> _Exercise description_
Return every entry exactly.

· · ·

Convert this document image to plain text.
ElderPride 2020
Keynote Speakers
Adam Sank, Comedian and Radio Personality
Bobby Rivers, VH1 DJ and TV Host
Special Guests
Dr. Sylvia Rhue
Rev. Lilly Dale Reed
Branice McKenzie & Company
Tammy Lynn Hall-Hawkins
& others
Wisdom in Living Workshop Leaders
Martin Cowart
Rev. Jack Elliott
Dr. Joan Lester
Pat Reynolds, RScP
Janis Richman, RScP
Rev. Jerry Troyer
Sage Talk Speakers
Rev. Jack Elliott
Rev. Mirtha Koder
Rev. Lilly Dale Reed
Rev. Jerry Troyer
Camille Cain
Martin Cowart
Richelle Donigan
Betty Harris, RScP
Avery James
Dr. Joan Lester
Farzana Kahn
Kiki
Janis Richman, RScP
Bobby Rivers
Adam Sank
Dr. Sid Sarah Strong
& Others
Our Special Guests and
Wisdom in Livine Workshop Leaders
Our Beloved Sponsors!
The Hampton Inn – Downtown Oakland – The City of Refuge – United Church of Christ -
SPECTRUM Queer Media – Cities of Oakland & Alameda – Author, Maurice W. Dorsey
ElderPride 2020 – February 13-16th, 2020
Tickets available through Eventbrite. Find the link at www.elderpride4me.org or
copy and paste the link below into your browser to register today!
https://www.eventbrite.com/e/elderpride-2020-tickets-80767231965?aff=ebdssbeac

· · ·

> _Output_
Convert this document image to plain text.
ElderPride 2020
Keynote Speakers
Adam Sank, Comedian and Radio Personality
Bobby Rivers, VH1 DJ and TV Host
Special Guests
Dr. Sylvia Rhue
Rev. Lilly Dale Reed
Branice McKenzie & Company
Tammy Lynn Hall-Hawkins
& others
Wisdom in Living Workshop Leaders
Martin Cowart
Rev. Jack Elliott
Dr. Joan Lester
Pat Reynolds, RScP
Janis Richman, RScP
Rev. Jerry Troyer
Sage Talk Speakers
Rev. Jack Elliott
Rev. Mirtha Koder
Rev. Lilly Dale Reed
Rev. Jerry Troyer
Camille Cain
Martin Cowart
Richelle Donigan
Betty Harris, RScP
Avery James
Dr. Joan Lester
Farzana Kahn
Kiki
Janis Richman, RScP
Bobby Rivers
Adam Sank
Dr. Sid Sarah Strong
& Others
Our Special Guests and
Wisdom in Livine Workshop Leaders
Our Beloved Sponsors!
The Hampton Inn – Downtown Oakland – The City of Refuge – United Church of Christ -
SPECTRUM Queer Media – Cities of Oakland & Alameda – Author, Maurice W. Dorsey
ElderPride 2020 – February 13-16th, 2020
Tickets available through Eventbrite. Find the link at www.elderpride4me.org or
copy and paste the link below into your browser to register today!
https://www.eventbrite.com/e/elderpride-2020-tickets-80767231965?aff=ebdssbeac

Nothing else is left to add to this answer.